Exercise objective:
Repeat the records verbatim and leave the pictures out of your copy.
BEGIN Items
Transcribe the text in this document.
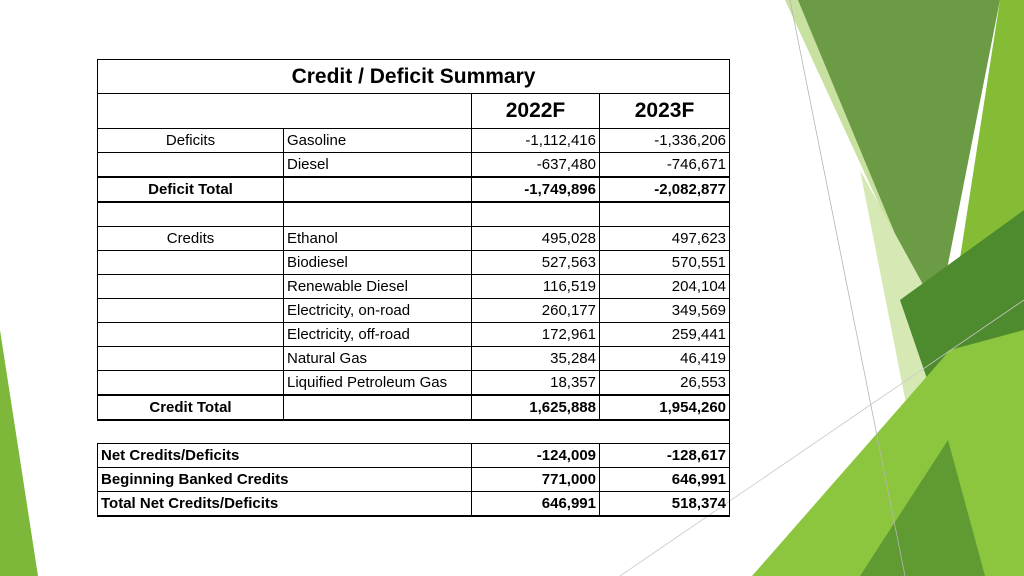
Credit / Deficit Summary			
		2022F	2023F
Deficits	Gasoline	-1,112,416	-1,336,206
	Diesel	-637,480	-746,671
Deficit Total		-1,749,896	-2,082,877

Credits	Ethanol	495,028	497,623
	Biodiesel	527,563	570,551
	Renewable Diesel	116,519	204,104
	Electricity, on-road	260,177	349,569
	Electricity, off-road	172,961	259,441
	Natural Gas	35,284	46,419
	Liquified Petroleum Gas	18,357	26,553
Credit Total		1,625,888	1,954,260

Net Credits/Deficits		-124,009	-128,617
Beginning Banked Credits		771,000	646,991
Total Net Credits/Deficits		646,991	518,374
END Items
Correct answer:
Transcribe the text in this document.
Credit / Deficit Summary			
		2022F	2023F
Deficits	Gasoline	-1,112,416	-1,336,206
	Diesel	-637,480	-746,671
Deficit Total		-1,749,896	-2,082,877

Credits	Ethanol	495,028	497,623
	Biodiesel	527,563	570,551
	Renewable Diesel	116,519	204,104
	Electricity, on-road	260,177	349,569
	Electricity, off-road	172,961	259,441
	Natural Gas	35,284	46,419
	Liquified Petroleum Gas	18,357	26,553
Credit Total		1,625,888	1,954,260

Net Credits/Deficits		-124,009	-128,617
Beginning Banked Credits		771,000	646,991
Total Net Credits/Deficits		646,991	518,374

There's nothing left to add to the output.